[Material provided]

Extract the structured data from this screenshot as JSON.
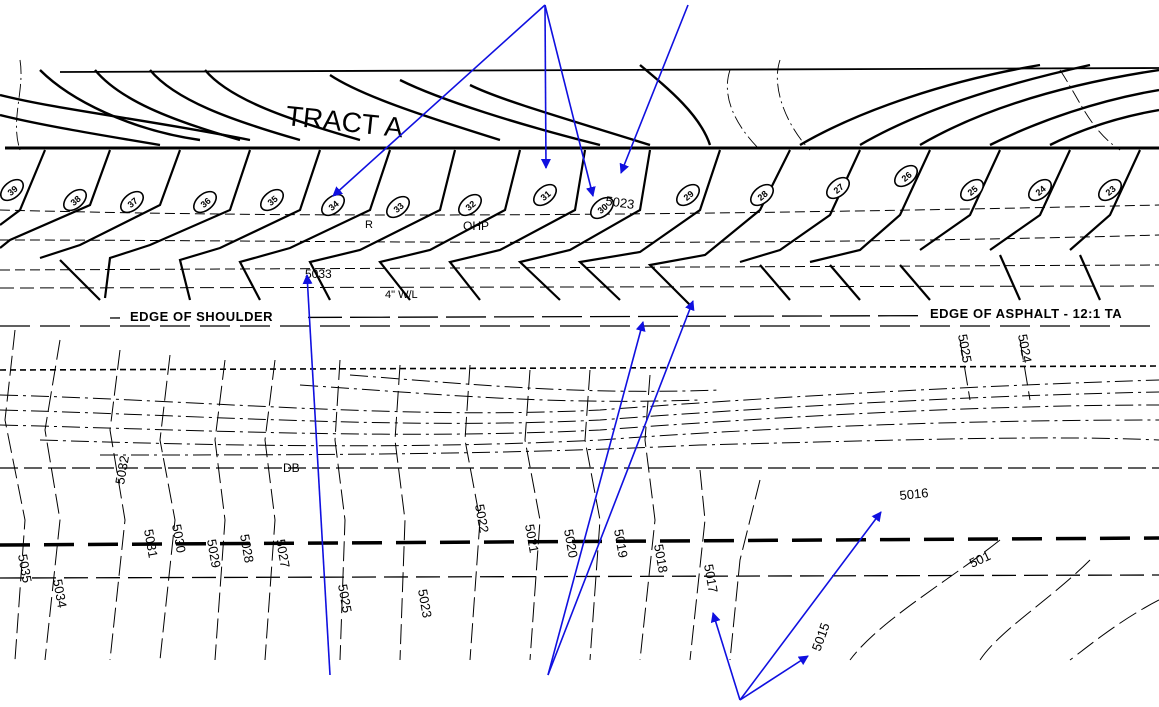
{
  "tract_label": "TRACT A",
  "labels": {
    "edge_of_shoulder": "EDGE OF SHOULDER",
    "edge_of_asphalt": "EDGE OF ASPHALT - 12:1 TA",
    "ohp": "OHP",
    "water_line": "4\" W/L",
    "db": "DB",
    "r": "R"
  },
  "lot_numbers": [
    "39",
    "38",
    "37",
    "36",
    "35",
    "34",
    "33",
    "32",
    "31",
    "30",
    "29",
    "28",
    "27",
    "26",
    "25",
    "24",
    "23"
  ],
  "contours": {
    "e5023_top": "5023",
    "e5033": "5033",
    "e5025_right": "5025",
    "e5024_right": "5024",
    "e5032": "5032",
    "e5031": "5031",
    "e5030": "5030",
    "e5029": "5029",
    "e5028": "5028",
    "e5027": "5027",
    "e5025": "5025",
    "e5023": "5023",
    "e5022": "5022",
    "e5021": "5021",
    "e5020": "5020",
    "e5019": "5019",
    "e5018": "5018",
    "e5017": "5017",
    "e5016": "5016",
    "e5015": "5015",
    "e5014": "501",
    "e5035": "5035",
    "e5034": "5034"
  },
  "colors": {
    "ink": "#000000",
    "arrow": "#1010e0",
    "paper": "#ffffff"
  }
}
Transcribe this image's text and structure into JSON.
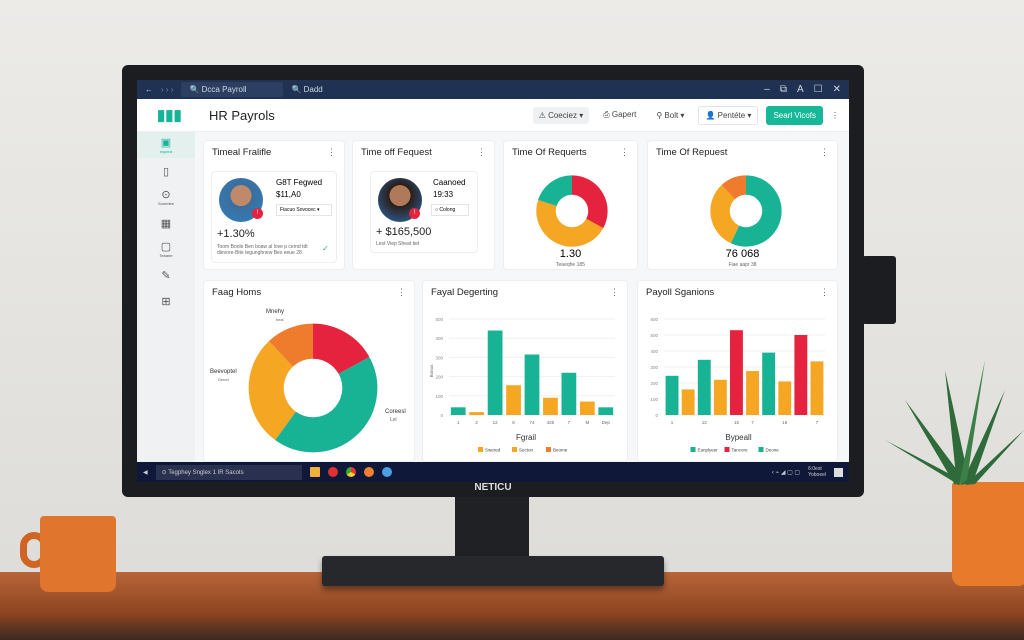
{
  "window": {
    "search": "Dcca Payroll",
    "search2": "Dadd",
    "controls": [
      "–",
      "⧉",
      "A",
      "☐",
      "✕"
    ]
  },
  "app": {
    "title": "HR Payrols",
    "actions": [
      "Coeciez ▾",
      "Gapert",
      "Bolt ▾"
    ],
    "user": "Pentéte ▾",
    "cta": "Searl Vicofs",
    "more": "⋮"
  },
  "sidebar": {
    "items": [
      {
        "icon": "dashboard-icon",
        "label": "espera"
      },
      {
        "icon": "document-icon",
        "label": ""
      },
      {
        "icon": "settings-icon",
        "label": "Sonedee"
      },
      {
        "icon": "calendar-icon",
        "label": ""
      },
      {
        "icon": "file-icon",
        "label": "Teaamr"
      },
      {
        "icon": "pen-icon",
        "label": ""
      },
      {
        "icon": "gallery-icon",
        "label": ""
      }
    ]
  },
  "cards": {
    "profile1": {
      "title": "Timeal Fralifle",
      "name": "G8T Fegwed",
      "amount": "$11,A0",
      "select": "Fiacuo Sovocec",
      "stat": "+1.30%",
      "desc": "Toom Bonle Ben boaw al love p cemd tdt dievore-Bite tegunghnew Bes eeue 28."
    },
    "profile2": {
      "title": "Time off Fequest",
      "name": "Caanoed",
      "time": "19:33",
      "status": "Colong",
      "stat": "+ $165,500",
      "desc": "Lest Viep Sheat tiet"
    },
    "donut1": {
      "title": "Time Of Requerts",
      "value": "1.30",
      "caption": "Teaeqhe 185"
    },
    "donut2": {
      "title": "Time Of Repuest",
      "value": "76 068",
      "caption": "Fiae aapr 38"
    },
    "payhours": {
      "title": "Faag Homs",
      "labels": [
        "Mnehy",
        "Beevoptel",
        "Coreesl"
      ],
      "sublabels": [
        "beal",
        "Denet",
        "Lel"
      ]
    },
    "departing": {
      "title": "Fayal Degerting"
    },
    "sessions": {
      "title": "Payoll Sganions"
    }
  },
  "chart_data": [
    {
      "type": "pie",
      "title": "Time Of Requerts",
      "values": [
        33,
        47,
        20
      ],
      "colors": [
        "#e6233f",
        "#f5a623",
        "#17b394"
      ]
    },
    {
      "type": "pie",
      "title": "Time Of Repuest",
      "values": [
        57,
        31,
        12
      ],
      "colors": [
        "#17b394",
        "#f5a623",
        "#ef7b2d"
      ]
    },
    {
      "type": "pie",
      "title": "Faag Homs",
      "values": [
        17,
        43,
        28,
        12
      ],
      "colors": [
        "#e6233f",
        "#17b394",
        "#f5a623",
        "#ef7b2d"
      ]
    },
    {
      "type": "bar",
      "title": "Fayal Degerting",
      "xlabel": "Fgrail",
      "ylabel": "Bonus",
      "ylim": [
        0,
        500
      ],
      "yticks": [
        "0",
        "100",
        "200",
        "300",
        "400",
        "500"
      ],
      "categories": [
        "1",
        "2",
        "12",
        "8",
        "74",
        "425",
        "7",
        "M",
        "Dep"
      ],
      "values": [
        40,
        15,
        440,
        155,
        315,
        90,
        220,
        70,
        40
      ],
      "colors": [
        "#17b394",
        "#f5a623",
        "#17b394",
        "#f5a623",
        "#17b394",
        "#f5a623",
        "#17b394",
        "#f5a623",
        "#17b394"
      ],
      "legend": [
        {
          "name": "Swered",
          "color": "#f5a623"
        },
        {
          "name": "Secton",
          "color": "#f5a623"
        },
        {
          "name": "Beome",
          "color": "#ef7b2d"
        }
      ]
    },
    {
      "type": "bar",
      "title": "Payoll Sganions",
      "xlabel": "Bypeall",
      "ylim": [
        0,
        600
      ],
      "yticks": [
        "0",
        "100",
        "200",
        "300",
        "400",
        "500",
        "600"
      ],
      "categories": [
        "1",
        "",
        "12",
        "",
        "15",
        "7",
        "",
        "16",
        "",
        "7"
      ],
      "values": [
        245,
        160,
        345,
        220,
        530,
        275,
        390,
        210,
        500,
        335
      ],
      "colors": [
        "#17b394",
        "#f5a623",
        "#17b394",
        "#f5a623",
        "#e6233f",
        "#f5a623",
        "#17b394",
        "#f5a623",
        "#e6233f",
        "#f5a623"
      ],
      "legend": [
        {
          "name": "Eanplyeer",
          "color": "#17b394"
        },
        {
          "name": "Tancore",
          "color": "#e6233f"
        },
        {
          "name": "Deone",
          "color": "#17b394"
        }
      ]
    }
  ],
  "taskbar": {
    "search": "Tegphey Snglex 1 IR Sacots",
    "clock": "6:0est",
    "date": "Yoboeel"
  },
  "monitor": {
    "brand": "NETICU"
  }
}
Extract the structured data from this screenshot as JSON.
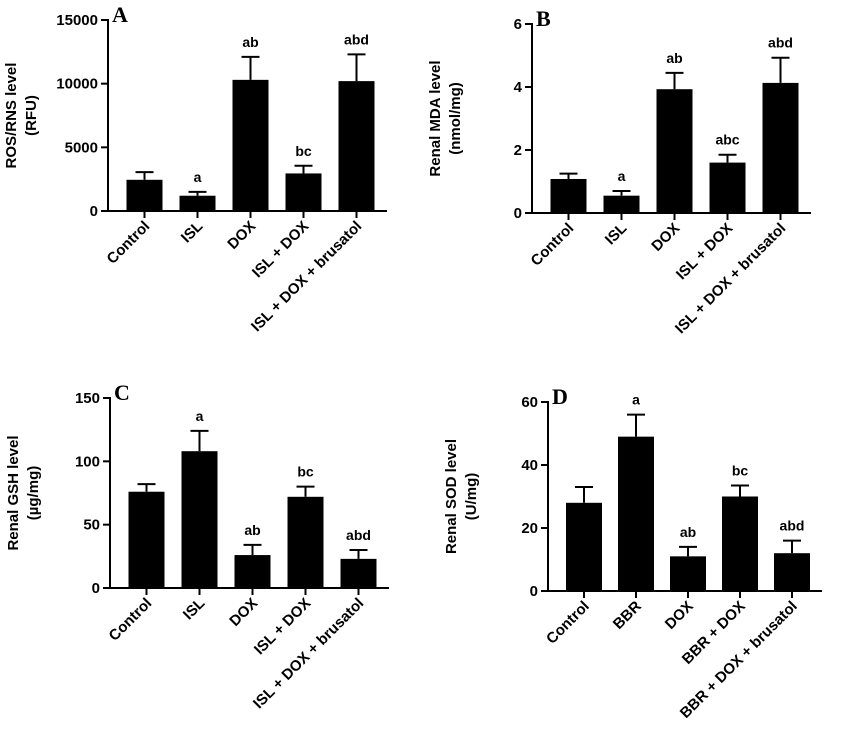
{
  "chart_data": [
    {
      "type": "bar",
      "label": "A",
      "ylabel": [
        "ROS/RNS level",
        "(RFU)"
      ],
      "categories": [
        "Control",
        "ISL",
        "DOX",
        "ISL + DOX",
        "ISL + DOX + brusatol"
      ],
      "values": [
        2450,
        1200,
        10300,
        2950,
        10200
      ],
      "errors": [
        600,
        300,
        1800,
        600,
        2100
      ],
      "annotations": [
        null,
        "a",
        "ab",
        "bc",
        "abd"
      ],
      "color": "#000000",
      "ylim": [
        0,
        15000
      ],
      "yticks": [
        0,
        5000,
        10000,
        15000
      ]
    },
    {
      "type": "bar",
      "label": "B",
      "ylabel": [
        "Renal MDA level",
        "(nmol/mg)"
      ],
      "categories": [
        "Control",
        "ISL",
        "DOX",
        "ISL + DOX",
        "ISL + DOX + brusatol"
      ],
      "values": [
        1.08,
        0.55,
        3.93,
        1.6,
        4.13
      ],
      "errors": [
        0.17,
        0.15,
        0.52,
        0.25,
        0.8
      ],
      "annotations": [
        null,
        "a",
        "ab",
        "abc",
        "abd"
      ],
      "color": "#000000",
      "ylim": [
        0,
        6
      ],
      "yticks": [
        0,
        2,
        4,
        6
      ]
    },
    {
      "type": "bar",
      "label": "C",
      "ylabel": [
        "Renal GSH level",
        "(µg/mg)"
      ],
      "categories": [
        "Control",
        "ISL",
        "DOX",
        "ISL + DOX",
        "ISL + DOX + brusatol"
      ],
      "values": [
        76,
        108,
        26,
        72,
        23
      ],
      "errors": [
        6,
        16,
        8,
        8,
        7
      ],
      "annotations": [
        null,
        "a",
        "ab",
        "bc",
        "abd"
      ],
      "color": "#000000",
      "ylim": [
        0,
        150
      ],
      "yticks": [
        0,
        50,
        100,
        150
      ]
    },
    {
      "type": "bar",
      "label": "D",
      "ylabel": [
        "Renal SOD level",
        "(U/mg)"
      ],
      "categories": [
        "Control",
        "BBR",
        "DOX",
        "BBR + DOX",
        "BBR + DOX + brusatol"
      ],
      "values": [
        28,
        49,
        11,
        30,
        12
      ],
      "errors": [
        5,
        7,
        3,
        3.5,
        4
      ],
      "annotations": [
        null,
        "a",
        "ab",
        "bc",
        "abd"
      ],
      "color": "#000000",
      "ylim": [
        0,
        60
      ],
      "yticks": [
        0,
        20,
        40,
        60
      ]
    }
  ]
}
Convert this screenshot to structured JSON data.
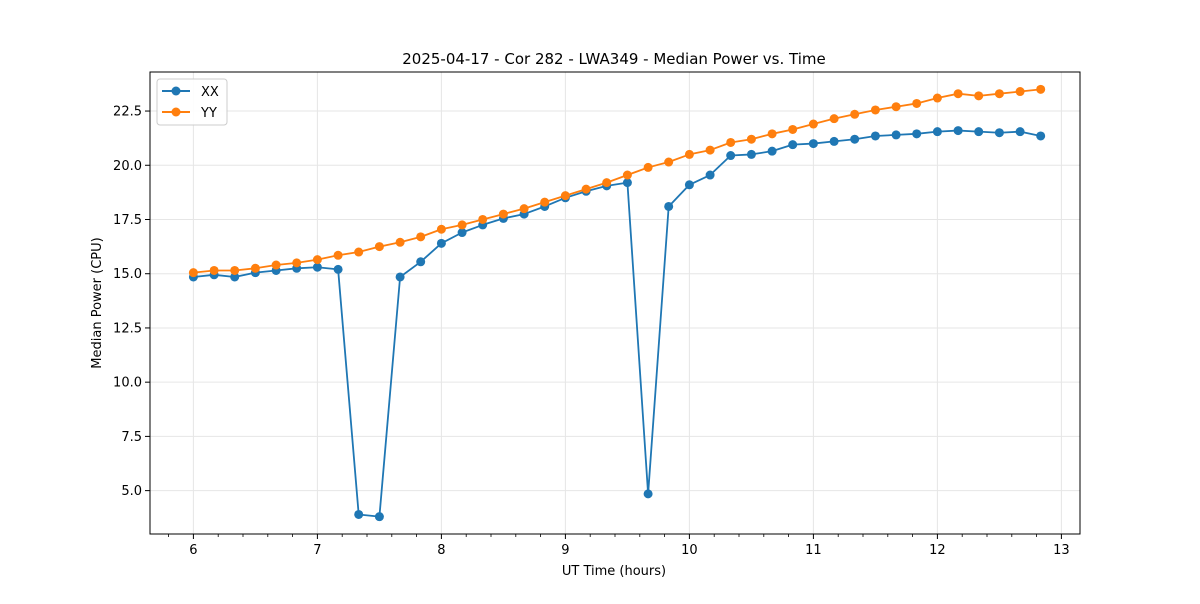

[Aim of the task]
Give only the number of lines in the data that hold the string "caption".

[Written response]
2